- _PROVIDED DATA_

◇ ◇ ◇

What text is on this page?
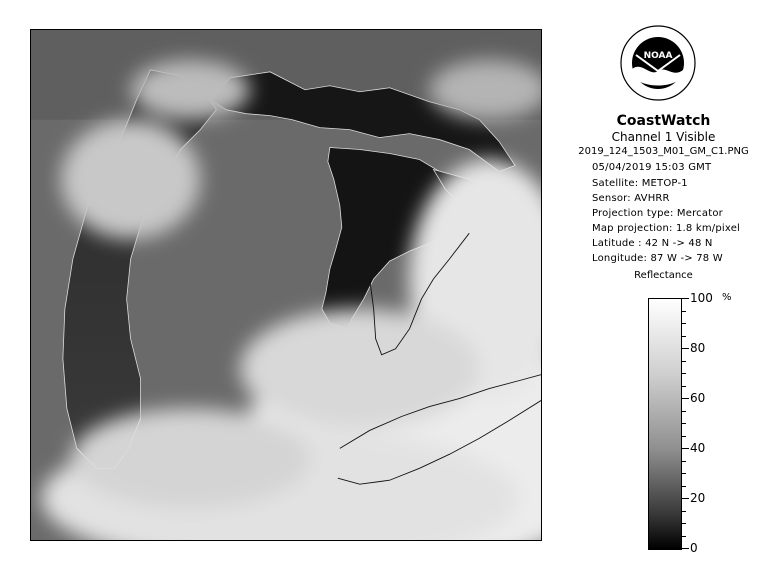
NOAA
CoastWatch
Channel 1 Visible
2019_124_1503_M01_GM_C1.PNG
05/04/2019 15:03 GMT
Satellite: METOP-1
Sensor: AVHRR
Projection type: Mercator
Map projection: 1.8 km/pixel
Latitude : 42 N -> 48 N
Longitude: 87 W -> 78 W
Reflectance
%
100
80
60
40
20
0
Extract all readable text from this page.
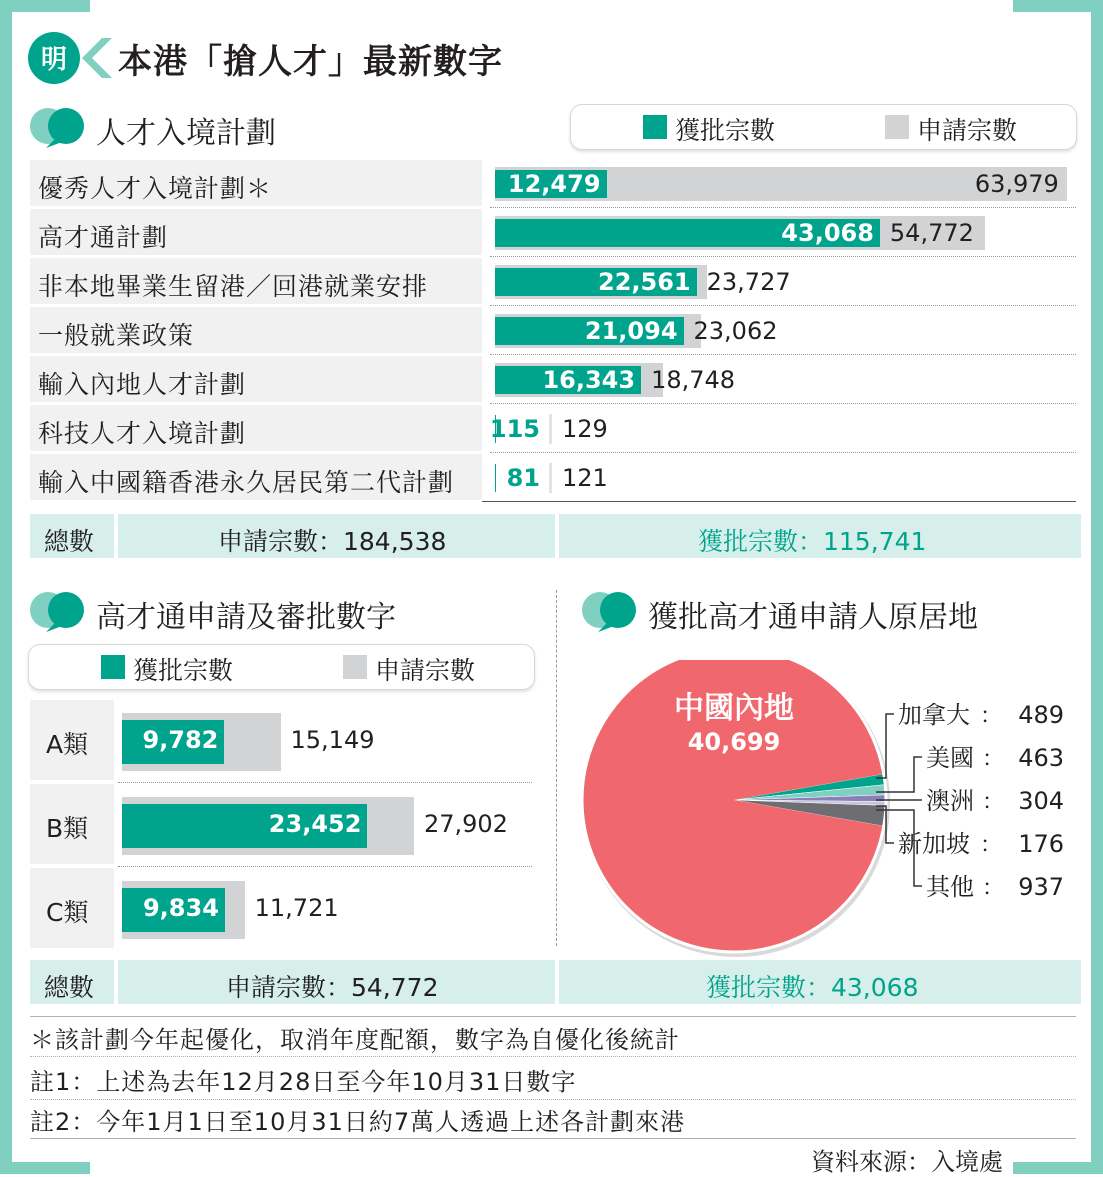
明 本港「搶人才」最新數字
人才入境計劃	獲批宗數	申請宗數
優秀人才入境計劃＊	12,479	63,979
高才通計劃	43,068 54,772
非本地畢業生留港／回港就業安排	22,561 23,727
一般就業政策	21,094 23,062
輸入內地人才計劃	16,343 18,748
科技人才入境計劃	115 129
輸入中國籍香港永久居民第二代計劃 81 121
總數	申請宗數：184,538	獲批宗數：115,741
高才通申請及審批數字
獲批宗數	申請宗數
A類 9,782	15,149
B類	23,452	27,902
C類 9,834 11,721
獲批高才通申請人原居地
中國內地
40,699
加拿大 ： 489
美國 ： 463
澳洲 ： 304
新加坡 ： 176
其他 ： 937
總數	申請宗數：54,772	獲批宗數：43,068
＊該計劃今年起優化，取消年度配額，數字為自優化後統計
註1：上述為去年12月28日至今年10月31日數字
註2：今年1月1日至10月31日約7萬人透過上述各計劃來港
資料來源：入境處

◇ ◇ ◇

- _GIVEN TASK_
Exactly reproduce each record, leaving out any pictures.

- _EXERCISE RESULT_
What text is on this page?
NOAA
CoastWatch
Channel 1 Visible
2019_124_1503_M01_GM_C1.PNG
05/04/2019 15:03 GMT
Satellite: METOP-1
Sensor: AVHRR
Projection type: Mercator
Map projection: 1.8 km/pixel
Latitude : 42 N -> 48 N
Longitude: 87 W -> 78 W
Reflectance
%
100
80
60
40
20
0
Extract all readable text from this page.
明 本港「搶人才」最新數字
人才入境計劃	獲批宗數	申請宗數
優秀人才入境計劃＊	12,479	63,979
高才通計劃	43,068 54,772
非本地畢業生留港／回港就業安排	22,561 23,727
一般就業政策	21,094 23,062
輸入內地人才計劃	16,343 18,748
科技人才入境計劃	115 129
輸入中國籍香港永久居民第二代計劃 81 121
總數	申請宗數：184,538	獲批宗數：115,741
高才通申請及審批數字
獲批宗數	申請宗數
A類 9,782	15,149
B類	23,452	27,902
C類 9,834 11,721
獲批高才通申請人原居地
中國內地
40,699
加拿大 ： 489
美國 ： 463
澳洲 ： 304
新加坡 ： 176
其他 ： 937
總數	申請宗數：54,772	獲批宗數：43,068
＊該計劃今年起優化，取消年度配額，數字為自優化後統計
註1：上述為去年12月28日至今年10月31日數字
註2：今年1月1日至10月31日約7萬人透過上述各計劃來港
資料來源：入境處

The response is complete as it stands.